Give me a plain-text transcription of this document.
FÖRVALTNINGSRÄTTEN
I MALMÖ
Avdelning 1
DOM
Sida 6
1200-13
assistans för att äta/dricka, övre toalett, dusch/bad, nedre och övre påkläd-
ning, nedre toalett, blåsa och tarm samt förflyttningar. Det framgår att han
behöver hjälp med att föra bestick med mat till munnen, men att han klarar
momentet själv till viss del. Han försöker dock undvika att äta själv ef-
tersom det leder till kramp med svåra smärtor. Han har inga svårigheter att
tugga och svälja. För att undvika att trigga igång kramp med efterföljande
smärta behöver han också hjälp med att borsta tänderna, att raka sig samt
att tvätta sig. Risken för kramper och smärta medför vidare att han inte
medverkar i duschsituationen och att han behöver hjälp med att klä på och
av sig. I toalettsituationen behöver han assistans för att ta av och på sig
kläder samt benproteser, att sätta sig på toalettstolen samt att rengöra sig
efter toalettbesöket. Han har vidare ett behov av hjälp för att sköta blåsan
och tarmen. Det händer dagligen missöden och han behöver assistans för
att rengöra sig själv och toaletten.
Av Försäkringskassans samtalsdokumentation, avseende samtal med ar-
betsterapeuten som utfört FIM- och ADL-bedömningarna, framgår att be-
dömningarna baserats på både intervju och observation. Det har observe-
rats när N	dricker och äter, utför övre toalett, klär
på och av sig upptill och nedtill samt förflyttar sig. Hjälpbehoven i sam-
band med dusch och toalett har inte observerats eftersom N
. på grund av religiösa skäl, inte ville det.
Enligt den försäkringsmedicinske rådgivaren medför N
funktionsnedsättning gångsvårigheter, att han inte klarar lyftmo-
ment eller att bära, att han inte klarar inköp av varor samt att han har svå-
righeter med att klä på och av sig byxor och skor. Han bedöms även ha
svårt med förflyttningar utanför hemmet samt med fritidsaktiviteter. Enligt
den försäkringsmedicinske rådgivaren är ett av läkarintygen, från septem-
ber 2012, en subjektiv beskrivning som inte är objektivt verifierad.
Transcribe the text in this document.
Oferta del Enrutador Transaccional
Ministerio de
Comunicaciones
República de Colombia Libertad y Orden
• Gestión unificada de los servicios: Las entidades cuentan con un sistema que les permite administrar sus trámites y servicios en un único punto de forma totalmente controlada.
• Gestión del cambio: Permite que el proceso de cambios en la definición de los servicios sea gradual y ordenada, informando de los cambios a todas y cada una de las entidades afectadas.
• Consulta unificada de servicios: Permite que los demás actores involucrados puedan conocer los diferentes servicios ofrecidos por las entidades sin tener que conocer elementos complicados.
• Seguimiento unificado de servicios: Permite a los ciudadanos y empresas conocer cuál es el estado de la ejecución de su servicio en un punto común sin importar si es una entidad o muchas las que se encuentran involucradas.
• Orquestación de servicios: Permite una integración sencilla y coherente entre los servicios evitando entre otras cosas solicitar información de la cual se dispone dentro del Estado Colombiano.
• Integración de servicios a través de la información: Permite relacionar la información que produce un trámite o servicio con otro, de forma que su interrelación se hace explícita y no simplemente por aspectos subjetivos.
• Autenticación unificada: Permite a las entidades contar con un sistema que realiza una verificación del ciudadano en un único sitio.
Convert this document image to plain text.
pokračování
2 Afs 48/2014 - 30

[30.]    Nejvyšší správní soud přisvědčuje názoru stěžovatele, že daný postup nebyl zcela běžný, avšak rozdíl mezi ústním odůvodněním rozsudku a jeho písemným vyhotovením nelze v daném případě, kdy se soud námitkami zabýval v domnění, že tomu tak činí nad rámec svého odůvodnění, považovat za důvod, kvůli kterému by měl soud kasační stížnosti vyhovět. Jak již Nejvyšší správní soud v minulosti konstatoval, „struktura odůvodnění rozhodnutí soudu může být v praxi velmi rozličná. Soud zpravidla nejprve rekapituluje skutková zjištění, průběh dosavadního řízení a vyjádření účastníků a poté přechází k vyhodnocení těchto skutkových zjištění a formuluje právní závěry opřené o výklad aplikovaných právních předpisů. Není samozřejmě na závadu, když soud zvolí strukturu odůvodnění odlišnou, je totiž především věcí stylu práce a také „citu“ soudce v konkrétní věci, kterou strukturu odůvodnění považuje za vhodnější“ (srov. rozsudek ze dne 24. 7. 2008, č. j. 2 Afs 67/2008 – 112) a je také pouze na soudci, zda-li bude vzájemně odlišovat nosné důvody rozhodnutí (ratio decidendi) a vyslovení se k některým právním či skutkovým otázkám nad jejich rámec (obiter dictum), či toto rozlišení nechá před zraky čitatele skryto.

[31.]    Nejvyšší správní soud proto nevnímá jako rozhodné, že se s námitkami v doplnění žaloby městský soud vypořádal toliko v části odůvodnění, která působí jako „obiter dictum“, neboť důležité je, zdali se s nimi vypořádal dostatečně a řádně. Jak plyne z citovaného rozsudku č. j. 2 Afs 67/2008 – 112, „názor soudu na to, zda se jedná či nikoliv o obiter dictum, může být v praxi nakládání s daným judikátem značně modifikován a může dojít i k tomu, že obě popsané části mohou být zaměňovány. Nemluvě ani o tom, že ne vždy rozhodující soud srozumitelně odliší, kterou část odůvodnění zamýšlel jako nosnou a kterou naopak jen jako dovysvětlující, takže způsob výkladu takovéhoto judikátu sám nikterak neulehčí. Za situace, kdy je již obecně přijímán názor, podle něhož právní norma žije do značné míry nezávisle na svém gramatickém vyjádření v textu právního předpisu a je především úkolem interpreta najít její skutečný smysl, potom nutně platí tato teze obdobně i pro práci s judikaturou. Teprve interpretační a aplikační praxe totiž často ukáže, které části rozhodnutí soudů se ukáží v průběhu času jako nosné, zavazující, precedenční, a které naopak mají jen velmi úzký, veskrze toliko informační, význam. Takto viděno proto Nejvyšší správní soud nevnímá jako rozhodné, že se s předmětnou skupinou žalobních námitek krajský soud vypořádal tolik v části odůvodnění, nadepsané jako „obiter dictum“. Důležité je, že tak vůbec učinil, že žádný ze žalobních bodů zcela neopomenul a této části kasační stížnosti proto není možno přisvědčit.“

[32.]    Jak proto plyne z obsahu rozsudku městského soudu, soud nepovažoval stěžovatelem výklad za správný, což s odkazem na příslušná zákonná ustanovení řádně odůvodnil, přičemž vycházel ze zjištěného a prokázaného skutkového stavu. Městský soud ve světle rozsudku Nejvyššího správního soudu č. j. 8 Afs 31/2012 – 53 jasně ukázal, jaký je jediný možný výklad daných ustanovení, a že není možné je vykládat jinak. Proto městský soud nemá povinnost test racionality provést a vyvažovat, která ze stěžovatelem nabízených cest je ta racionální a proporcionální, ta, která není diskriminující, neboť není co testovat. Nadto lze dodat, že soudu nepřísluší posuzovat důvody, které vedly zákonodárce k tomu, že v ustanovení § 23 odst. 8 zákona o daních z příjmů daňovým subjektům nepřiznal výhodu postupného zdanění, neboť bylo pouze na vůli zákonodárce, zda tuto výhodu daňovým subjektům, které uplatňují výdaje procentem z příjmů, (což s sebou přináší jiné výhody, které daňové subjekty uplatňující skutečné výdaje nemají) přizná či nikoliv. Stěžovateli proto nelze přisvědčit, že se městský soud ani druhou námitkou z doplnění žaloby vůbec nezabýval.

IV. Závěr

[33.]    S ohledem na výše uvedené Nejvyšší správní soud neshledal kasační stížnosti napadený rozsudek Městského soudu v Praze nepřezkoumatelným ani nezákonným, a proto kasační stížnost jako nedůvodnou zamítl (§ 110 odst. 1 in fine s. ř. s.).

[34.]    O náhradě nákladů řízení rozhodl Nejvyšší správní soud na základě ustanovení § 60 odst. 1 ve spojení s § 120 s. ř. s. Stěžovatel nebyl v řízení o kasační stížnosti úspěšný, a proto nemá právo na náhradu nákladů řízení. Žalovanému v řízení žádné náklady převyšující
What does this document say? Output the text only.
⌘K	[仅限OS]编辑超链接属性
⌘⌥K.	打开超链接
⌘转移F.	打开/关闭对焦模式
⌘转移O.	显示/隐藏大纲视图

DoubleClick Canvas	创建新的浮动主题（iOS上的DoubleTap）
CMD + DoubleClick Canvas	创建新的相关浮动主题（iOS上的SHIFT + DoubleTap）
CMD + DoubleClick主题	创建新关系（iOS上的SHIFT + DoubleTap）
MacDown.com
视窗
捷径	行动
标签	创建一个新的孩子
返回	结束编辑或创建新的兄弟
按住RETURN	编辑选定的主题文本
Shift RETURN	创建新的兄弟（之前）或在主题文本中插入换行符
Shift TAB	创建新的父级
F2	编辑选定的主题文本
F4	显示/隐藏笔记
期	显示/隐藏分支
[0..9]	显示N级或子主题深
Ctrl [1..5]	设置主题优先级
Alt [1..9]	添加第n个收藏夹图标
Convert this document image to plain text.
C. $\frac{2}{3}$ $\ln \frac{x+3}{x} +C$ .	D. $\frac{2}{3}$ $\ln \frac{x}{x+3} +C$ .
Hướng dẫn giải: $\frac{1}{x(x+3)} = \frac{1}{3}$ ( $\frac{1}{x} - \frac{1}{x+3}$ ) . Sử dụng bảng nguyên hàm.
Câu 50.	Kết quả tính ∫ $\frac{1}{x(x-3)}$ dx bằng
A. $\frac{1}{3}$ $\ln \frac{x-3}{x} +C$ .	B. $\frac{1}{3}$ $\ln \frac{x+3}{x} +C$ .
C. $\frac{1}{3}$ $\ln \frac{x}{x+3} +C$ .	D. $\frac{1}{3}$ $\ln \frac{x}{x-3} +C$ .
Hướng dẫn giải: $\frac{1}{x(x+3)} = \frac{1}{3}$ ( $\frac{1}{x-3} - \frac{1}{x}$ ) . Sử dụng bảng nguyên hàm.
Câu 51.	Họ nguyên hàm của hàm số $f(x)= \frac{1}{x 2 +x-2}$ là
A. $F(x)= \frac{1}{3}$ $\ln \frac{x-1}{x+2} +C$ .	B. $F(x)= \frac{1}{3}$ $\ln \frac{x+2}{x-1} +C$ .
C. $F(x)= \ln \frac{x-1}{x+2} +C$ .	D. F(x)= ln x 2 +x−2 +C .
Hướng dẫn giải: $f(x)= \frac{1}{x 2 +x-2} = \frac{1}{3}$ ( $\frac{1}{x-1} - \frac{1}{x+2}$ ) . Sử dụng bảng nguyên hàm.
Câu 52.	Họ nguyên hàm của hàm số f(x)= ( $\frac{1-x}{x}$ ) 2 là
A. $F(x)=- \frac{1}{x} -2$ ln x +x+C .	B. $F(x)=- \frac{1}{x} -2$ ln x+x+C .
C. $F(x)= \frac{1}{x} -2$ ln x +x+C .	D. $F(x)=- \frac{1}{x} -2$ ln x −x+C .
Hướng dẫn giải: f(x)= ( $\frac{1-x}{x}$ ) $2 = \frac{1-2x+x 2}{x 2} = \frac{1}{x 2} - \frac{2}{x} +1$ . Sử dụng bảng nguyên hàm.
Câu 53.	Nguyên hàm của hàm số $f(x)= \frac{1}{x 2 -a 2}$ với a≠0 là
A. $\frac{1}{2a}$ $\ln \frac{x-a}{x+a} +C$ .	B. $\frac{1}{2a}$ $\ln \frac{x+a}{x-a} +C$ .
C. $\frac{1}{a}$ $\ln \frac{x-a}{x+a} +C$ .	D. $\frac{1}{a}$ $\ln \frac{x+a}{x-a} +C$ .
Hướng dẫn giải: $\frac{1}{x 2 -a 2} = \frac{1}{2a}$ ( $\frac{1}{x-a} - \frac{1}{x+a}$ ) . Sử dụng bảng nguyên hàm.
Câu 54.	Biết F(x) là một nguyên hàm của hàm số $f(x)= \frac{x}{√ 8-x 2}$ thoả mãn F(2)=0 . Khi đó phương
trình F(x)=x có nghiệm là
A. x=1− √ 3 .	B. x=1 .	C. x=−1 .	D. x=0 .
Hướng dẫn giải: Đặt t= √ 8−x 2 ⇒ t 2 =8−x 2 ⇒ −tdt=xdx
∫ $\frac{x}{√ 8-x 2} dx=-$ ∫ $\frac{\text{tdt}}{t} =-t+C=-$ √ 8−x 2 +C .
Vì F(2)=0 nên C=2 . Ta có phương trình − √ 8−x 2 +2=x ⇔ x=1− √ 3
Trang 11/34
**********
Gather all lines of the records that include the word "övre".

assistans för att äta/dricka, övre toalett, dusch/bad, nedre och övre påkläd-
rats när N	dricker och äter, utför övre toalett, klär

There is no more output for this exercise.